_STATED EXERCISE_: Set down exactly the lines running from the line with "Transcribe this image's" to the end of the listing below, both ends included.

_PROVIDED DATA_:
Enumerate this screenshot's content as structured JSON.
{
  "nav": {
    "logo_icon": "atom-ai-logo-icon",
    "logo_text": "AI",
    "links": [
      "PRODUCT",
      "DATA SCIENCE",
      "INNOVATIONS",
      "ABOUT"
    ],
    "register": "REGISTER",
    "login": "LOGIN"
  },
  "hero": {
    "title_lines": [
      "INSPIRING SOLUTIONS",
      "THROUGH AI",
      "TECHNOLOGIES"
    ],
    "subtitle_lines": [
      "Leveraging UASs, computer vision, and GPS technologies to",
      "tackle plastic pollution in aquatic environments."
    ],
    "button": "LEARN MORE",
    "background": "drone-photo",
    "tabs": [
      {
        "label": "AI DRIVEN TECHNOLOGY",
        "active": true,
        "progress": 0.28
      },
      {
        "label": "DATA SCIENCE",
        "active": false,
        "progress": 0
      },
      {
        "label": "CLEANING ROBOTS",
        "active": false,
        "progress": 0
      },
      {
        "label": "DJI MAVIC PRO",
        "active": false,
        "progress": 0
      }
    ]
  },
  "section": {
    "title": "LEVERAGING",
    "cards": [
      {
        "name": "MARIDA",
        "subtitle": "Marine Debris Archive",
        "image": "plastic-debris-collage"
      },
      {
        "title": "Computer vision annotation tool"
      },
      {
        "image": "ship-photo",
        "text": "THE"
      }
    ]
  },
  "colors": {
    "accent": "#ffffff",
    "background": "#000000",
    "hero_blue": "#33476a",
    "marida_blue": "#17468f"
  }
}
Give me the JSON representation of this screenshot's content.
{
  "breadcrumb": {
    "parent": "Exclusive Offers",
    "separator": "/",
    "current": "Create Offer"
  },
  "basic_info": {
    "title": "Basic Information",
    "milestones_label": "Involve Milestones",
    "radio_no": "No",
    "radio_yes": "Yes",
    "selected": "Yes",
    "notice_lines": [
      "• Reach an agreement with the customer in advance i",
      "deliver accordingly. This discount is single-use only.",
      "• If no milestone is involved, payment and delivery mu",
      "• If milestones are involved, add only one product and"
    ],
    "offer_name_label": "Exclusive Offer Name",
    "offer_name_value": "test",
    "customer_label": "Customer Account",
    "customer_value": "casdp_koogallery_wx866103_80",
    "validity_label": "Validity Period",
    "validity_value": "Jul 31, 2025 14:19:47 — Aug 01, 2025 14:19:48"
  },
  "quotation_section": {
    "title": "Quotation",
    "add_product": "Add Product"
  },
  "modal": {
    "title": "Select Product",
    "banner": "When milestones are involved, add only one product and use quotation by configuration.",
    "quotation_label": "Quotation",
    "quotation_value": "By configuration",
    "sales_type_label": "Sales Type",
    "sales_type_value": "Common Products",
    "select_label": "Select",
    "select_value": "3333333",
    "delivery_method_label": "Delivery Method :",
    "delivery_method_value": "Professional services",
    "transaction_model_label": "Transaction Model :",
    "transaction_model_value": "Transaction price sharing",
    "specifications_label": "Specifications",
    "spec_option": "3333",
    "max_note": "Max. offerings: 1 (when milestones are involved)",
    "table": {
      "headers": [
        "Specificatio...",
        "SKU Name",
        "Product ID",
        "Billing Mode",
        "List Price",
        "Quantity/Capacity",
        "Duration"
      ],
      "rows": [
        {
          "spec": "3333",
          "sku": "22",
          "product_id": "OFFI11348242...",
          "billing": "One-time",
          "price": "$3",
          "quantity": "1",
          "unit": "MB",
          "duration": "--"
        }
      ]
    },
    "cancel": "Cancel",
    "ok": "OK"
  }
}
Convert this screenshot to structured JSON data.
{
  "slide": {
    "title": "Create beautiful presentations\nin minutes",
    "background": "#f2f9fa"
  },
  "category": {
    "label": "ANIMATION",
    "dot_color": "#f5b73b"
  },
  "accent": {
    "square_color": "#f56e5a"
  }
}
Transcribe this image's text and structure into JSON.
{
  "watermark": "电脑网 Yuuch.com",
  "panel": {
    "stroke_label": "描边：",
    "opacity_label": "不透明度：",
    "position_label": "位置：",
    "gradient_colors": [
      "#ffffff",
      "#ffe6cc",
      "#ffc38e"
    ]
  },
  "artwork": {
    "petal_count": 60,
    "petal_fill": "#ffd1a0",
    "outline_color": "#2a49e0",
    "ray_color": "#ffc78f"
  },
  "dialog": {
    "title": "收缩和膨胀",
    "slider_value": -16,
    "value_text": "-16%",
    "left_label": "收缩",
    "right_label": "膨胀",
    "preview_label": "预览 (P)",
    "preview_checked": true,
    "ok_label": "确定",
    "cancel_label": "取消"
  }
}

_FINAL RESULT_:
Transcribe this image's text and structure into JSON.
{
  "watermark": "电脑网 Yuuch.com",
  "panel": {
    "stroke_label": "描边：",
    "opacity_label": "不透明度：",
    "position_label": "位置：",
    "gradient_colors": [
      "#ffffff",
      "#ffe6cc",
      "#ffc38e"
    ]
  },
  "artwork": {
    "petal_count": 60,
    "petal_fill": "#ffd1a0",
    "outline_color": "#2a49e0",
    "ray_color": "#ffc78f"
  },
  "dialog": {
    "title": "收缩和膨胀",
    "slider_value": -16,
    "value_text": "-16%",
    "left_label": "收缩",
    "right_label": "膨胀",
    "preview_label": "预览 (P)",
    "preview_checked": true,
    "ok_label": "确定",
    "cancel_label": "取消"
  }
}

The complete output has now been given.